● WORK TO COMPLETE
Scan the material below for lines with the word "JSON" and report how many there are, with nothing added.

## BEGIN

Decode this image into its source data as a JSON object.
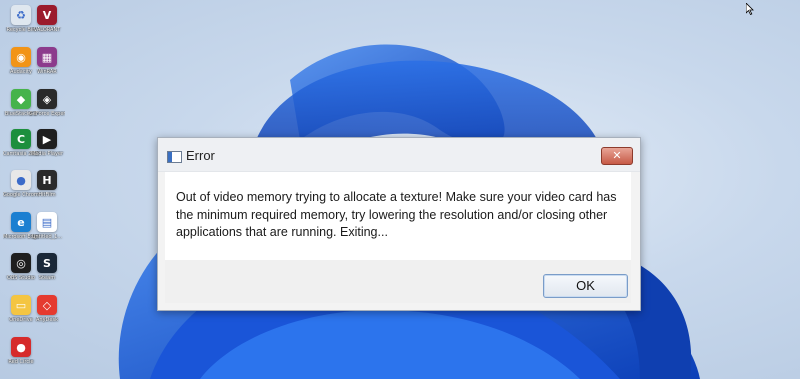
{
  "desktop": {
    "icons": [
      {
        "name": "recycle-bin-icon",
        "label": "Recycle Bin",
        "color": "#dfe7ef",
        "glyph": "♻"
      },
      {
        "name": "valorant-icon",
        "label": "VALORANT",
        "color": "#9b1b2c",
        "glyph": "V"
      },
      {
        "name": "audacity-icon",
        "label": "Audacity",
        "color": "#f29417",
        "glyph": "◉"
      },
      {
        "name": "winrar-icon",
        "label": "WinRAR",
        "color": "#8c3b8c",
        "glyph": "▦"
      },
      {
        "name": "bluestacks-icon",
        "label": "BlueStacks 5",
        "color": "#46b34b",
        "glyph": "◆"
      },
      {
        "name": "geforce-experience-icon",
        "label": "GeForce Experience",
        "color": "#2a2a2a",
        "glyph": "◈"
      },
      {
        "name": "camtasia-icon",
        "label": "Camtasia 2021",
        "color": "#1d8f3d",
        "glyph": "C"
      },
      {
        "name": "media-player-icon",
        "label": "Media Player",
        "color": "#1f1f1f",
        "glyph": "▶"
      },
      {
        "name": "google-chrome-icon",
        "label": "Google Chrome",
        "color": "#e8e8e8",
        "glyph": "●"
      },
      {
        "name": "hitfilm-icon",
        "label": "HitFilm",
        "color": "#2b2b2b",
        "glyph": "H"
      },
      {
        "name": "microsoft-edge-icon",
        "label": "Microsoft Edge",
        "color": "#1b7fd1",
        "glyph": "e"
      },
      {
        "name": "document-file-icon",
        "label": "Untitled_1...",
        "color": "#ffffff",
        "glyph": "▤"
      },
      {
        "name": "obs-studio-icon",
        "label": "OBS Studio",
        "color": "#1f1f1f",
        "glyph": "◎"
      },
      {
        "name": "steam-icon",
        "label": "Steam",
        "color": "#1b2838",
        "glyph": "S"
      },
      {
        "name": "onedrive-icon",
        "label": "OneDrive",
        "color": "#f4c542",
        "glyph": "▭"
      },
      {
        "name": "anydesk-icon",
        "label": "AnyDesk",
        "color": "#e53a2f",
        "glyph": "◇"
      },
      {
        "name": "red-circle-app-icon",
        "label": "Red Circle",
        "color": "#d62b2b",
        "glyph": "●"
      }
    ]
  },
  "dialog": {
    "title": "Error",
    "close_glyph": "✕",
    "message": "Out of video memory trying to allocate a texture! Make sure your video card has the minimum required memory, try lowering the resolution and/or closing other applications that are running. Exiting...",
    "ok_label": "OK"
  }
}
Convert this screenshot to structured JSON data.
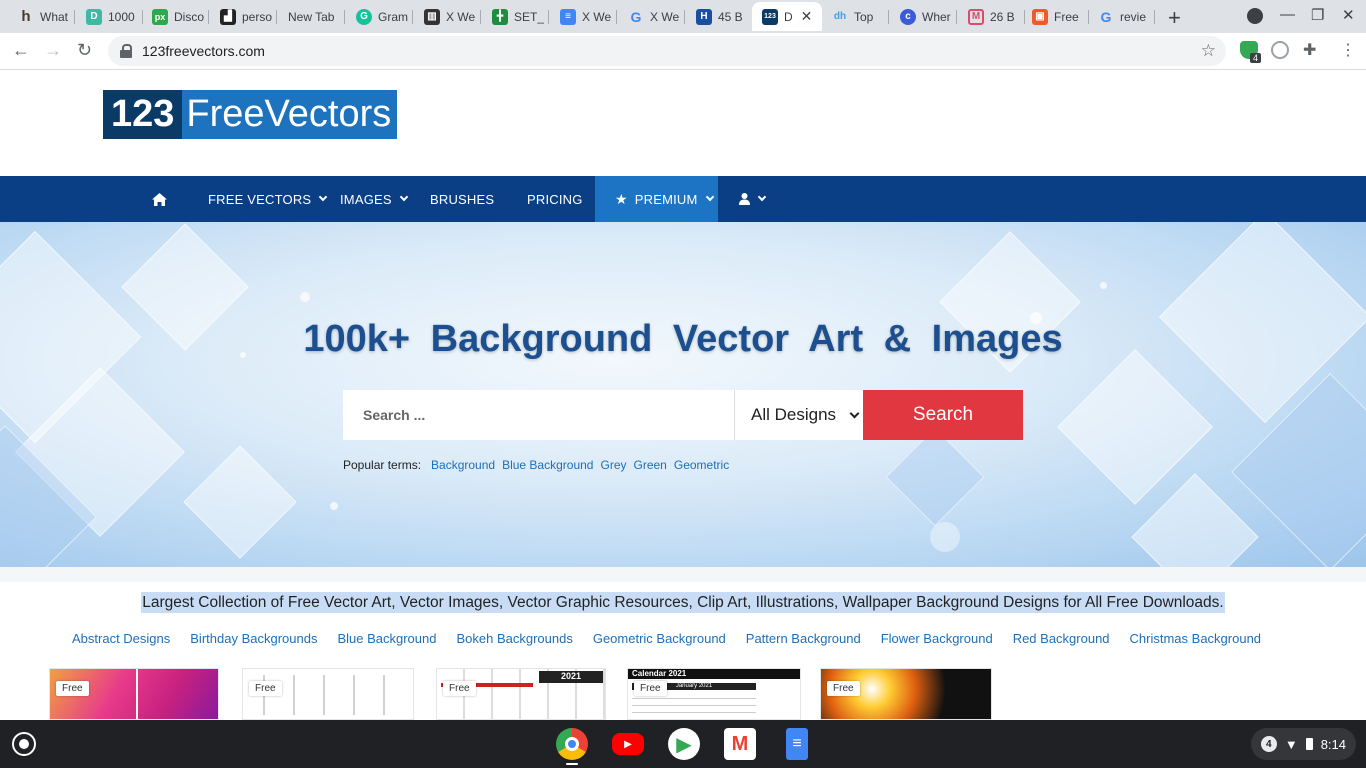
{
  "browser": {
    "tabs": [
      {
        "title": "What",
        "icon": "houzz-icon",
        "color": "#4a3b2b"
      },
      {
        "title": "1000",
        "icon": "d-icon",
        "color": "#3fb8a4"
      },
      {
        "title": "Disco",
        "icon": "px-icon",
        "color": "#2ea84a"
      },
      {
        "title": "perso",
        "icon": "pixel-icon",
        "color": "#222222"
      },
      {
        "title": "New Tab",
        "icon": "",
        "color": ""
      },
      {
        "title": "Gram",
        "icon": "grammarly-icon",
        "color": "#15c39a"
      },
      {
        "title": "X We",
        "icon": "bar-icon",
        "color": "#333333"
      },
      {
        "title": "SET_",
        "icon": "sheets-icon",
        "color": "#1e8e3e"
      },
      {
        "title": "X We",
        "icon": "docs-icon",
        "color": "#4285f4"
      },
      {
        "title": "X We",
        "icon": "google-icon",
        "color": "#4285f4"
      },
      {
        "title": "45 B",
        "icon": "h-icon",
        "color": "#1a4fa0"
      },
      {
        "title": "D",
        "icon": "123-icon",
        "color": "#0a3a66",
        "active": true
      },
      {
        "title": "Top",
        "icon": "dh-icon",
        "color": "#3aa3e3"
      },
      {
        "title": "Wher",
        "icon": "c-icon",
        "color": "#3b5cd9"
      },
      {
        "title": "26 B",
        "icon": "m-icon",
        "color": "#e04a6a"
      },
      {
        "title": "Free",
        "icon": "pp-icon",
        "color": "#f05a28"
      },
      {
        "title": "revie",
        "icon": "google-icon",
        "color": "#4285f4"
      }
    ],
    "url": "123freevectors.com",
    "extension_badge": "4"
  },
  "site": {
    "logo_num": "123",
    "logo_word": "FreeVectors",
    "nav": {
      "free_vectors": "FREE VECTORS",
      "images": "IMAGES",
      "brushes": "BRUSHES",
      "pricing": "PRICING",
      "premium": "PREMIUM"
    },
    "hero": {
      "title": "100k+ Background Vector Art & Images",
      "search_placeholder": "Search ...",
      "select_value": "All Designs",
      "search_button": "Search",
      "popular_label": "Popular terms:",
      "popular_terms": [
        "Background",
        "Blue Background",
        "Grey",
        "Green",
        "Geometric"
      ]
    },
    "tagline": "Largest Collection of Free Vector Art, Vector Images, Vector Graphic Resources, Clip Art, Illustrations, Wallpaper Background Designs for All Free Downloads.",
    "categories": [
      "Abstract Designs",
      "Birthday Backgrounds",
      "Blue Background",
      "Bokeh Backgrounds",
      "Geometric Background",
      "Pattern Background",
      "Flower Background",
      "Red Background",
      "Christmas Background"
    ],
    "thumbnails": [
      {
        "badge": "Free"
      },
      {
        "badge": "Free"
      },
      {
        "badge": "Free",
        "text": "2021"
      },
      {
        "badge": "Free",
        "text": "Calendar 2021",
        "subtext": "January 2021"
      },
      {
        "badge": "Free"
      }
    ]
  },
  "shelf": {
    "apps": [
      "chrome-icon",
      "youtube-icon",
      "play-store-icon",
      "gmail-icon",
      "docs-icon"
    ],
    "notification_count": "4",
    "time": "8:14"
  }
}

## END

● THE SOLUTION
2